### To do:
Print each record below character for character.

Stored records
──────────────────────────────

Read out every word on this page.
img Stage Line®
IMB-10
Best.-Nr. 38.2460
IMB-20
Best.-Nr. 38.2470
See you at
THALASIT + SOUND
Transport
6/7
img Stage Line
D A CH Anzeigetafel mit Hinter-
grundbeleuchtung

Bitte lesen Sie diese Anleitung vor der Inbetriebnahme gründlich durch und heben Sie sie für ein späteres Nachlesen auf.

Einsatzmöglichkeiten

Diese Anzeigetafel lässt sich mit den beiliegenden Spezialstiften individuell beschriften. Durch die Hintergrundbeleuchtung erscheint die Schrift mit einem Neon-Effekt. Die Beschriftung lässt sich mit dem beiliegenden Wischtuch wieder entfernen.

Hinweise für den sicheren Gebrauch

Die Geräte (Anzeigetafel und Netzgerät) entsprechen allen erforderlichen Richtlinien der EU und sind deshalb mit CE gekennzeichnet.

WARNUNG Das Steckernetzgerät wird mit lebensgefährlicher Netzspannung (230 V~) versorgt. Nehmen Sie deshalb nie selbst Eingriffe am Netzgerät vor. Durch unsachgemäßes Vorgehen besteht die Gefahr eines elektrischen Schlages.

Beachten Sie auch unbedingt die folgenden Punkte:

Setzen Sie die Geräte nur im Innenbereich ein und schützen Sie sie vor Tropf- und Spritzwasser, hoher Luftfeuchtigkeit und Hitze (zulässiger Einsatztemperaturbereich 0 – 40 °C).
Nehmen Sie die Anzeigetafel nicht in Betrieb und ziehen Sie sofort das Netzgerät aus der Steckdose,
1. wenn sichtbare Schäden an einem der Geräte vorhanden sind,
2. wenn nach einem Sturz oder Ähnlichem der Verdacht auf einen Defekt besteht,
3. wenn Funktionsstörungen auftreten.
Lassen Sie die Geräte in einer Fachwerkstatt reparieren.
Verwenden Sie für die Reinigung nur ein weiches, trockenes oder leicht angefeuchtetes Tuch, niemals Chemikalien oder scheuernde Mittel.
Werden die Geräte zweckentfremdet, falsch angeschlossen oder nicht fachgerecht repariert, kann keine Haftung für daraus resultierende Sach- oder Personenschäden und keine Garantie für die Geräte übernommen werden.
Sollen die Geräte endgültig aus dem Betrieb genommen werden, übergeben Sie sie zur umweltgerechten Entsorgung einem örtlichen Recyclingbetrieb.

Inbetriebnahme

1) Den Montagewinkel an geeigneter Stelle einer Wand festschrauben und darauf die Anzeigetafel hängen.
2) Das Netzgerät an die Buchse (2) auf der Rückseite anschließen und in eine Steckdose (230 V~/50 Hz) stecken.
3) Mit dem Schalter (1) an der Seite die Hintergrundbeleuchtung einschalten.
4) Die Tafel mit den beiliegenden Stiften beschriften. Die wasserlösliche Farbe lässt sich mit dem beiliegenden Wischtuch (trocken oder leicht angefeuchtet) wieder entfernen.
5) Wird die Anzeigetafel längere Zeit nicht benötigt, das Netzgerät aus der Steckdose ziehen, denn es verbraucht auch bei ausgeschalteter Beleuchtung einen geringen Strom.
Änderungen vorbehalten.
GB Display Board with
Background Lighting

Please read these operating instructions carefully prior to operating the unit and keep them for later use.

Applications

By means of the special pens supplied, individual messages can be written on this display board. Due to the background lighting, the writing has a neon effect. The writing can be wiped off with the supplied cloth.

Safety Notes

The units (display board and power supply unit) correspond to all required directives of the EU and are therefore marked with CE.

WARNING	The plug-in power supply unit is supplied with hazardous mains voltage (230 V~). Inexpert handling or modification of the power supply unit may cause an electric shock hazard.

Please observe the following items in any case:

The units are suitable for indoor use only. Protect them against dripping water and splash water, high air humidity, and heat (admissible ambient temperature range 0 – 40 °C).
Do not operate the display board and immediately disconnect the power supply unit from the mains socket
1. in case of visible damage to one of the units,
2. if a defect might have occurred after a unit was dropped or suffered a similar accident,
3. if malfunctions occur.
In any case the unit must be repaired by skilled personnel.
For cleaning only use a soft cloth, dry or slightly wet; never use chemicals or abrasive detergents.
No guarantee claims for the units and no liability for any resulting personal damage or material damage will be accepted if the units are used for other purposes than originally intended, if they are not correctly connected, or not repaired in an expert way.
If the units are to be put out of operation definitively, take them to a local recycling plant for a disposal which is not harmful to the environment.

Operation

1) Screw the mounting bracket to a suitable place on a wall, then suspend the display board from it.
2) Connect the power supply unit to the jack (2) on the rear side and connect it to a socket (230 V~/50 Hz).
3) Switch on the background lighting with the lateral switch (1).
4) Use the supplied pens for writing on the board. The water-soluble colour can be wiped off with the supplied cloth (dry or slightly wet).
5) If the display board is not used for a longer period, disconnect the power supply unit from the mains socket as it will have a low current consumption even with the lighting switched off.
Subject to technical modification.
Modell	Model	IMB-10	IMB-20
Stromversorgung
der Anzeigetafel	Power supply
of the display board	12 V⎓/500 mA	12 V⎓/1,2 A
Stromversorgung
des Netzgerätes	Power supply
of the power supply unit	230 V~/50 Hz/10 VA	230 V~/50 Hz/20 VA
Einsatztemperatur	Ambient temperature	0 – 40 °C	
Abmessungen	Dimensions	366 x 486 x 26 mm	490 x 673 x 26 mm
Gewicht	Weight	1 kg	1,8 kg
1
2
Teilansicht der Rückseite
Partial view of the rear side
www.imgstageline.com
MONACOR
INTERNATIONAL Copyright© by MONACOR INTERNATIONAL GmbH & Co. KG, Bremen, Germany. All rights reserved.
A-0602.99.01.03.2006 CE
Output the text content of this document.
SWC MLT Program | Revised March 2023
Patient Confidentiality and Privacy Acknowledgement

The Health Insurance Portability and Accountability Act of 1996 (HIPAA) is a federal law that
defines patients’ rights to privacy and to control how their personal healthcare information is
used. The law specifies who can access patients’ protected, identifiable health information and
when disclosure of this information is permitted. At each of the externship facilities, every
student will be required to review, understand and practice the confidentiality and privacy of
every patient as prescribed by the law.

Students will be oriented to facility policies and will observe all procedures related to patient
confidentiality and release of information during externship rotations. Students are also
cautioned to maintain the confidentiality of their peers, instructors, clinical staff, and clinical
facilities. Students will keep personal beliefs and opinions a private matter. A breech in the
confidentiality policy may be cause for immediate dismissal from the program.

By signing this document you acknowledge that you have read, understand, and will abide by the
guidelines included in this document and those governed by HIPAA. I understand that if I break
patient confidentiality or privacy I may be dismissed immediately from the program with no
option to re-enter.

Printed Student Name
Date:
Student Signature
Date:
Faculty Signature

──────────────────────────────

### Response to this task:
Read out every word on this page.
img Stage Line®
IMB-10
Best.-Nr. 38.2460
IMB-20
Best.-Nr. 38.2470
See you at
THALASIT + SOUND
Transport
6/7
img Stage Line
D A CH Anzeigetafel mit Hinter-
grundbeleuchtung

Bitte lesen Sie diese Anleitung vor der Inbetriebnahme gründlich durch und heben Sie sie für ein späteres Nachlesen auf.

Einsatzmöglichkeiten

Diese Anzeigetafel lässt sich mit den beiliegenden Spezialstiften individuell beschriften. Durch die Hintergrundbeleuchtung erscheint die Schrift mit einem Neon-Effekt. Die Beschriftung lässt sich mit dem beiliegenden Wischtuch wieder entfernen.

Hinweise für den sicheren Gebrauch

Die Geräte (Anzeigetafel und Netzgerät) entsprechen allen erforderlichen Richtlinien der EU und sind deshalb mit CE gekennzeichnet.

WARNUNG Das Steckernetzgerät wird mit lebensgefährlicher Netzspannung (230 V~) versorgt. Nehmen Sie deshalb nie selbst Eingriffe am Netzgerät vor. Durch unsachgemäßes Vorgehen besteht die Gefahr eines elektrischen Schlages.

Beachten Sie auch unbedingt die folgenden Punkte:

Setzen Sie die Geräte nur im Innenbereich ein und schützen Sie sie vor Tropf- und Spritzwasser, hoher Luftfeuchtigkeit und Hitze (zulässiger Einsatztemperaturbereich 0 – 40 °C).
Nehmen Sie die Anzeigetafel nicht in Betrieb und ziehen Sie sofort das Netzgerät aus der Steckdose,
1. wenn sichtbare Schäden an einem der Geräte vorhanden sind,
2. wenn nach einem Sturz oder Ähnlichem der Verdacht auf einen Defekt besteht,
3. wenn Funktionsstörungen auftreten.
Lassen Sie die Geräte in einer Fachwerkstatt reparieren.
Verwenden Sie für die Reinigung nur ein weiches, trockenes oder leicht angefeuchtetes Tuch, niemals Chemikalien oder scheuernde Mittel.
Werden die Geräte zweckentfremdet, falsch angeschlossen oder nicht fachgerecht repariert, kann keine Haftung für daraus resultierende Sach- oder Personenschäden und keine Garantie für die Geräte übernommen werden.
Sollen die Geräte endgültig aus dem Betrieb genommen werden, übergeben Sie sie zur umweltgerechten Entsorgung einem örtlichen Recyclingbetrieb.

Inbetriebnahme

1) Den Montagewinkel an geeigneter Stelle einer Wand festschrauben und darauf die Anzeigetafel hängen.
2) Das Netzgerät an die Buchse (2) auf der Rückseite anschließen und in eine Steckdose (230 V~/50 Hz) stecken.
3) Mit dem Schalter (1) an der Seite die Hintergrundbeleuchtung einschalten.
4) Die Tafel mit den beiliegenden Stiften beschriften. Die wasserlösliche Farbe lässt sich mit dem beiliegenden Wischtuch (trocken oder leicht angefeuchtet) wieder entfernen.
5) Wird die Anzeigetafel längere Zeit nicht benötigt, das Netzgerät aus der Steckdose ziehen, denn es verbraucht auch bei ausgeschalteter Beleuchtung einen geringen Strom.
Änderungen vorbehalten.
GB Display Board with
Background Lighting

Please read these operating instructions carefully prior to operating the unit and keep them for later use.

Applications

By means of the special pens supplied, individual messages can be written on this display board. Due to the background lighting, the writing has a neon effect. The writing can be wiped off with the supplied cloth.

Safety Notes

The units (display board and power supply unit) correspond to all required directives of the EU and are therefore marked with CE.

WARNING	The plug-in power supply unit is supplied with hazardous mains voltage (230 V~). Inexpert handling or modification of the power supply unit may cause an electric shock hazard.

Please observe the following items in any case:

The units are suitable for indoor use only. Protect them against dripping water and splash water, high air humidity, and heat (admissible ambient temperature range 0 – 40 °C).
Do not operate the display board and immediately disconnect the power supply unit from the mains socket
1. in case of visible damage to one of the units,
2. if a defect might have occurred after a unit was dropped or suffered a similar accident,
3. if malfunctions occur.
In any case the unit must be repaired by skilled personnel.
For cleaning only use a soft cloth, dry or slightly wet; never use chemicals or abrasive detergents.
No guarantee claims for the units and no liability for any resulting personal damage or material damage will be accepted if the units are used for other purposes than originally intended, if they are not correctly connected, or not repaired in an expert way.
If the units are to be put out of operation definitively, take them to a local recycling plant for a disposal which is not harmful to the environment.

Operation

1) Screw the mounting bracket to a suitable place on a wall, then suspend the display board from it.
2) Connect the power supply unit to the jack (2) on the rear side and connect it to a socket (230 V~/50 Hz).
3) Switch on the background lighting with the lateral switch (1).
4) Use the supplied pens for writing on the board. The water-soluble colour can be wiped off with the supplied cloth (dry or slightly wet).
5) If the display board is not used for a longer period, disconnect the power supply unit from the mains socket as it will have a low current consumption even with the lighting switched off.
Subject to technical modification.
Modell	Model	IMB-10	IMB-20
Stromversorgung
der Anzeigetafel	Power supply
of the display board	12 V⎓/500 mA	12 V⎓/1,2 A
Stromversorgung
des Netzgerätes	Power supply
of the power supply unit	230 V~/50 Hz/10 VA	230 V~/50 Hz/20 VA
Einsatztemperatur	Ambient temperature	0 – 40 °C	
Abmessungen	Dimensions	366 x 486 x 26 mm	490 x 673 x 26 mm
Gewicht	Weight	1 kg	1,8 kg
1
2
Teilansicht der Rückseite
Partial view of the rear side
www.imgstageline.com
MONACOR
INTERNATIONAL Copyright© by MONACOR INTERNATIONAL GmbH & Co. KG, Bremen, Germany. All rights reserved.
A-0602.99.01.03.2006 CE
Output the text content of this document.
SWC MLT Program | Revised March 2023
Patient Confidentiality and Privacy Acknowledgement

The Health Insurance Portability and Accountability Act of 1996 (HIPAA) is a federal law that
defines patients’ rights to privacy and to control how their personal healthcare information is
used. The law specifies who can access patients’ protected, identifiable health information and
when disclosure of this information is permitted. At each of the externship facilities, every
student will be required to review, understand and practice the confidentiality and privacy of
every patient as prescribed by the law.

Students will be oriented to facility policies and will observe all procedures related to patient
confidentiality and release of information during externship rotations. Students are also
cautioned to maintain the confidentiality of their peers, instructors, clinical staff, and clinical
facilities. Students will keep personal beliefs and opinions a private matter. A breech in the
confidentiality policy may be cause for immediate dismissal from the program.

By signing this document you acknowledge that you have read, understand, and will abide by the
guidelines included in this document and those governed by HIPAA. I understand that if I break
patient confidentiality or privacy I may be dismissed immediately from the program with no
option to re-enter.

Printed Student Name
Date:
Student Signature
Date:
Faculty Signature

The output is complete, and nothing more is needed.